__Given task__.
Every entry below should be repeated exactly; the pictures should not.

__Extracted data__.
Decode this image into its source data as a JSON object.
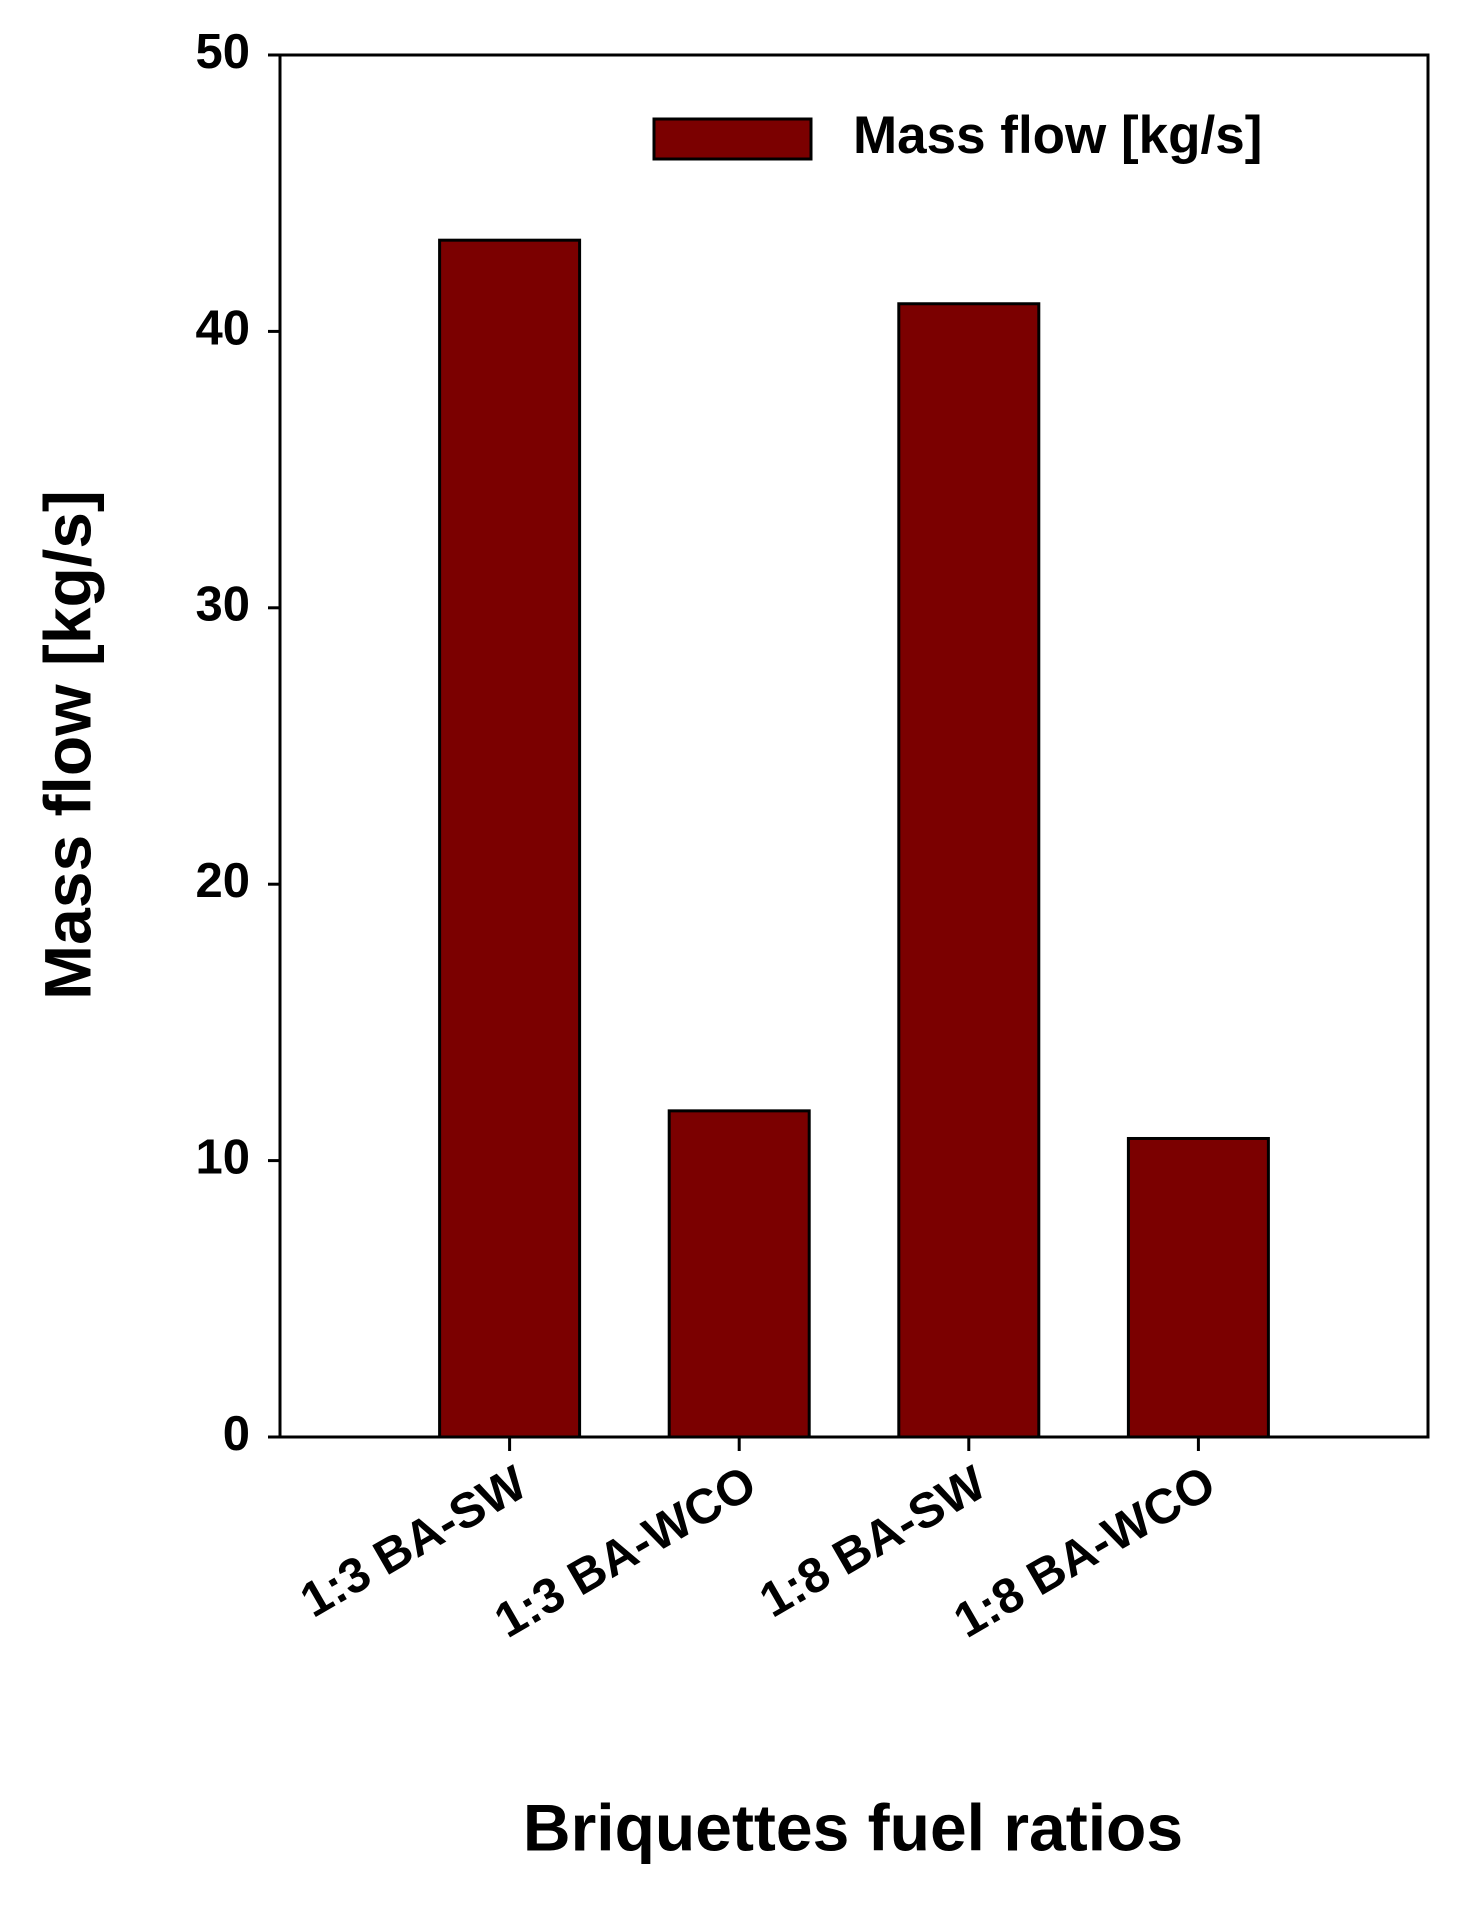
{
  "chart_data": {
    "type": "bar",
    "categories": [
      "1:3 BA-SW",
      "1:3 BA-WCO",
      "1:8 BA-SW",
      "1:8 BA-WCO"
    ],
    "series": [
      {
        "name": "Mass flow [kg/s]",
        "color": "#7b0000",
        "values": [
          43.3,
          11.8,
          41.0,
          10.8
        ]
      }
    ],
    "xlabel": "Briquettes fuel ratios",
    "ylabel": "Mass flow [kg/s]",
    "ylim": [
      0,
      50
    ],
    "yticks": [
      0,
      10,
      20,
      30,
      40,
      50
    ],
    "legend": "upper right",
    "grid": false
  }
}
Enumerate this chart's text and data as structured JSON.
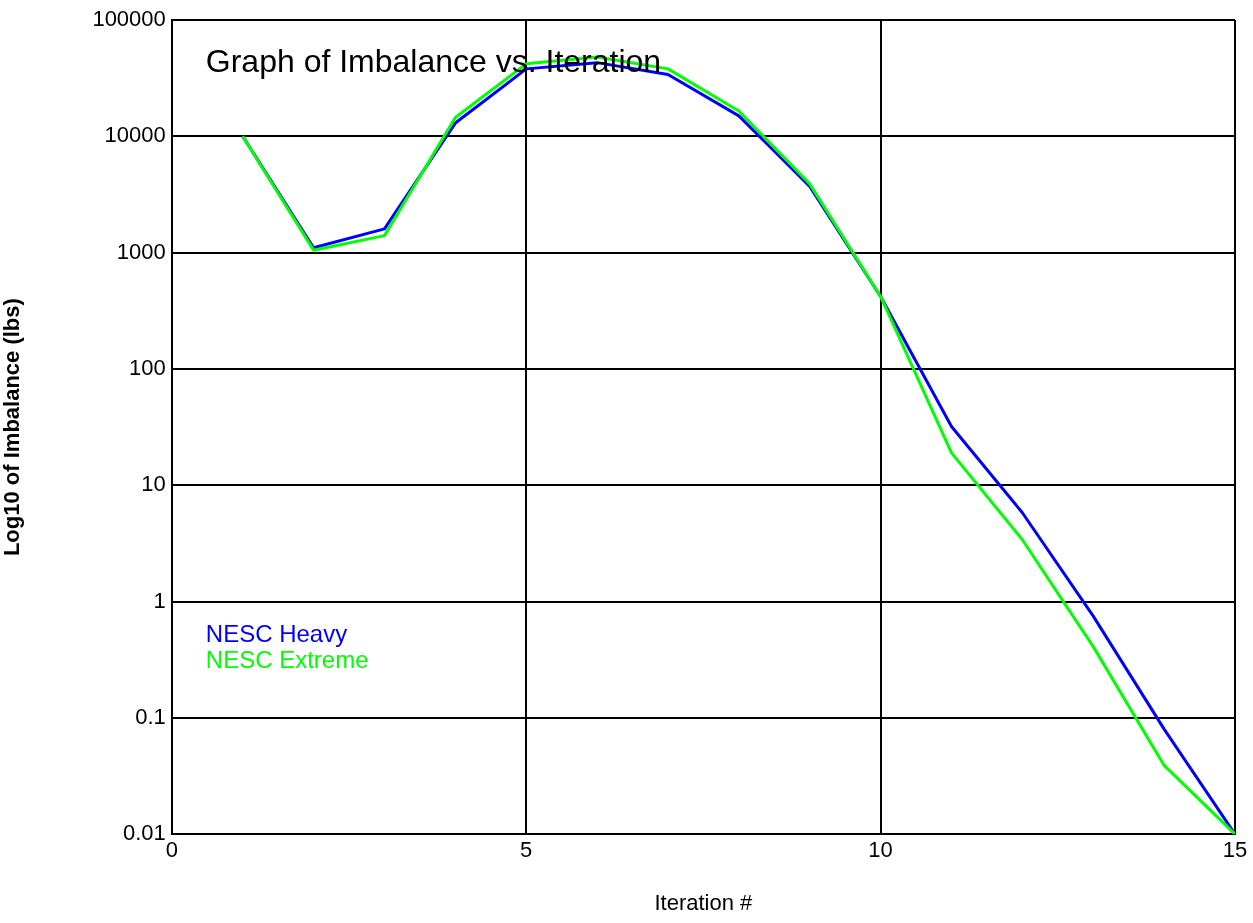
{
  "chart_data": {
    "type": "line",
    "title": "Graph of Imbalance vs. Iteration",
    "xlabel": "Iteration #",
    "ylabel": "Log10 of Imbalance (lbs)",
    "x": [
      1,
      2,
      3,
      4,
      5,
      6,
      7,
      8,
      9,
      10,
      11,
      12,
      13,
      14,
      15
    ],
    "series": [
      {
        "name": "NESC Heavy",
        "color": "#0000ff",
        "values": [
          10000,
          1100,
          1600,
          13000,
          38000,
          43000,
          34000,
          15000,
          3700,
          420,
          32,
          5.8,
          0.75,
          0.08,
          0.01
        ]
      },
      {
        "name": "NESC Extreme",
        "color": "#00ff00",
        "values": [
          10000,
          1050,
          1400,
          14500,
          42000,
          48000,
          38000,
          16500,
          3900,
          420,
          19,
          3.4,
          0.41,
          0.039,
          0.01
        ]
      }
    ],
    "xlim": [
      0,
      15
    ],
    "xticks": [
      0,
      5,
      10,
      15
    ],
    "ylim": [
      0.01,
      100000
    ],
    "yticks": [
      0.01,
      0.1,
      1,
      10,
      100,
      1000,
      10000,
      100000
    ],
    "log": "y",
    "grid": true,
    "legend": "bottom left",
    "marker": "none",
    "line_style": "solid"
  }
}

__Reply to the task__.
Decode this image into its source data as a JSON object.
{
  "chart_data": {
    "type": "bar",
    "categories": [
      "1:3 BA-SW",
      "1:3 BA-WCO",
      "1:8 BA-SW",
      "1:8 BA-WCO"
    ],
    "series": [
      {
        "name": "Mass flow [kg/s]",
        "color": "#7b0000",
        "values": [
          43.3,
          11.8,
          41.0,
          10.8
        ]
      }
    ],
    "xlabel": "Briquettes fuel ratios",
    "ylabel": "Mass flow [kg/s]",
    "ylim": [
      0,
      50
    ],
    "yticks": [
      0,
      10,
      20,
      30,
      40,
      50
    ],
    "legend": "upper right",
    "grid": false
  }
}
Enumerate this chart's text and data as structured JSON.
{
  "chart_data": {
    "type": "line",
    "title": "Graph of Imbalance vs. Iteration",
    "xlabel": "Iteration #",
    "ylabel": "Log10 of Imbalance (lbs)",
    "x": [
      1,
      2,
      3,
      4,
      5,
      6,
      7,
      8,
      9,
      10,
      11,
      12,
      13,
      14,
      15
    ],
    "series": [
      {
        "name": "NESC Heavy",
        "color": "#0000ff",
        "values": [
          10000,
          1100,
          1600,
          13000,
          38000,
          43000,
          34000,
          15000,
          3700,
          420,
          32,
          5.8,
          0.75,
          0.08,
          0.01
        ]
      },
      {
        "name": "NESC Extreme",
        "color": "#00ff00",
        "values": [
          10000,
          1050,
          1400,
          14500,
          42000,
          48000,
          38000,
          16500,
          3900,
          420,
          19,
          3.4,
          0.41,
          0.039,
          0.01
        ]
      }
    ],
    "xlim": [
      0,
      15
    ],
    "xticks": [
      0,
      5,
      10,
      15
    ],
    "ylim": [
      0.01,
      100000
    ],
    "yticks": [
      0.01,
      0.1,
      1,
      10,
      100,
      1000,
      10000,
      100000
    ],
    "log": "y",
    "grid": true,
    "legend": "bottom left",
    "marker": "none",
    "line_style": "solid"
  }
}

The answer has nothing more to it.